Pick out every line in the data below that holds "могла".

** begin THE DATA **

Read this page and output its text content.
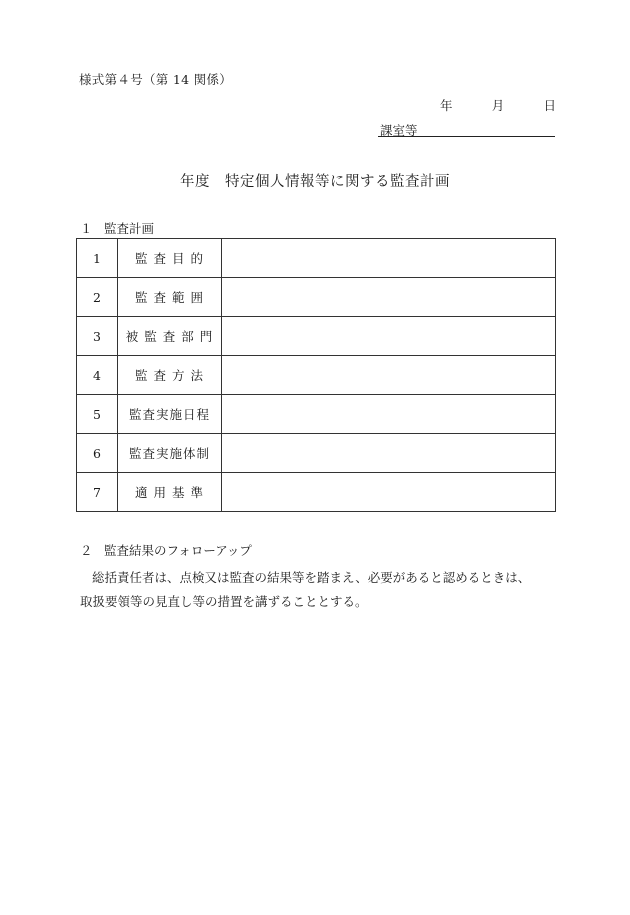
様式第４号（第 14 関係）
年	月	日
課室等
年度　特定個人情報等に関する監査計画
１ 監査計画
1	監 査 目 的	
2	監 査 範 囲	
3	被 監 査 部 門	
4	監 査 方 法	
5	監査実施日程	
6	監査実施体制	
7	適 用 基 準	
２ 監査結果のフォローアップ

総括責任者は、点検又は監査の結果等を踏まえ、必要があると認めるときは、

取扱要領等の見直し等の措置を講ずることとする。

** end THE DATA **
** begin THE DATA **

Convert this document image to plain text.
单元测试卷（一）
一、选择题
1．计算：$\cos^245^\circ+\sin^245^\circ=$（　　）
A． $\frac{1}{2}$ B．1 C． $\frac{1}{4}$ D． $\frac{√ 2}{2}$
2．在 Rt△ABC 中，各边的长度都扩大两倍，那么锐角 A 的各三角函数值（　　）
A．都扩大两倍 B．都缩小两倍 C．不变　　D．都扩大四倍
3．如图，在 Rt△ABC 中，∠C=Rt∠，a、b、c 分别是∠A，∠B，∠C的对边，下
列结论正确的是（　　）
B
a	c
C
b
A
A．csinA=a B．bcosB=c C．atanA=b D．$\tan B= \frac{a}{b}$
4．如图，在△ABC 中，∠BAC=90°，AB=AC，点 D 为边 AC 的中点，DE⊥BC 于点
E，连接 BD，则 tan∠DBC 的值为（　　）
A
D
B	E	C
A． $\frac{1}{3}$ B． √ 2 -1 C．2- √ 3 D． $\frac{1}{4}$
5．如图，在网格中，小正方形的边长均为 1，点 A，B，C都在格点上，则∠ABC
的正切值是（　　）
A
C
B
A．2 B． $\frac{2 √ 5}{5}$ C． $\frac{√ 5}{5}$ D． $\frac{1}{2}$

** end THE DATA **
** begin THE DATA **

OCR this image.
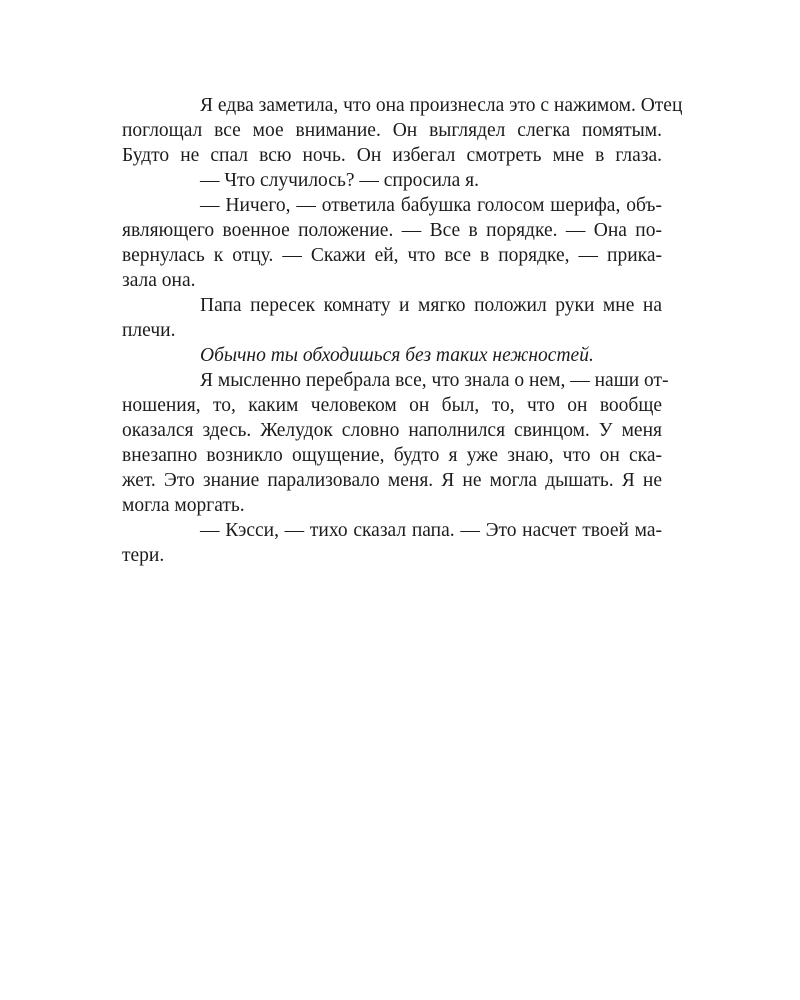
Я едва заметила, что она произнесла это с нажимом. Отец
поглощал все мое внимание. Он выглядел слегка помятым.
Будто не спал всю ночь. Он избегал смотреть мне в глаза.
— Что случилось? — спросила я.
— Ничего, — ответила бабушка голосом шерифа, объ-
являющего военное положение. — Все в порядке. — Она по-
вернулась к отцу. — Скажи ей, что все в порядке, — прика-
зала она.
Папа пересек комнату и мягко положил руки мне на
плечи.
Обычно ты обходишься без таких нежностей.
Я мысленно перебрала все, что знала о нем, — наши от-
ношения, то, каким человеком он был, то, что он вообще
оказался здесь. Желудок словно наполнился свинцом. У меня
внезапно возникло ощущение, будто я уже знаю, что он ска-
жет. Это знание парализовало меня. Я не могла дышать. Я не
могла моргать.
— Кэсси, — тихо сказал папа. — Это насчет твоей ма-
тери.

** end THE DATA **

### EXERCISE OUTPUT
жет. Это знание парализовало меня. Я не могла дышать. Я не
могла моргать.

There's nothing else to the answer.